___ Material for this exercise ___

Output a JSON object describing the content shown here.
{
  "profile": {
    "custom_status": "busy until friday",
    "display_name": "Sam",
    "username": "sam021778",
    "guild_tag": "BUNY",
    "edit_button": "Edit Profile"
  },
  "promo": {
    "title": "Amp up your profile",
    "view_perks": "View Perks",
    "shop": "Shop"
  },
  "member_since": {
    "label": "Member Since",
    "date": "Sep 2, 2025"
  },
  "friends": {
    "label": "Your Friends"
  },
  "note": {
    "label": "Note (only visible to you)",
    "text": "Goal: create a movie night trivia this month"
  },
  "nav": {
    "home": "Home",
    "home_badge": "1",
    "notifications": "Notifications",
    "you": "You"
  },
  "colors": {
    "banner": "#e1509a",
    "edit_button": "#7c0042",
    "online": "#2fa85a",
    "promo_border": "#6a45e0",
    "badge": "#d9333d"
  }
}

___

● Problem to solve:
Find the word "label" in the data and show each line that holds it.

● Result of this exercise:
    "label": "Member Since",
    "label": "Your Friends"
    "label": "Note (only visible to you)",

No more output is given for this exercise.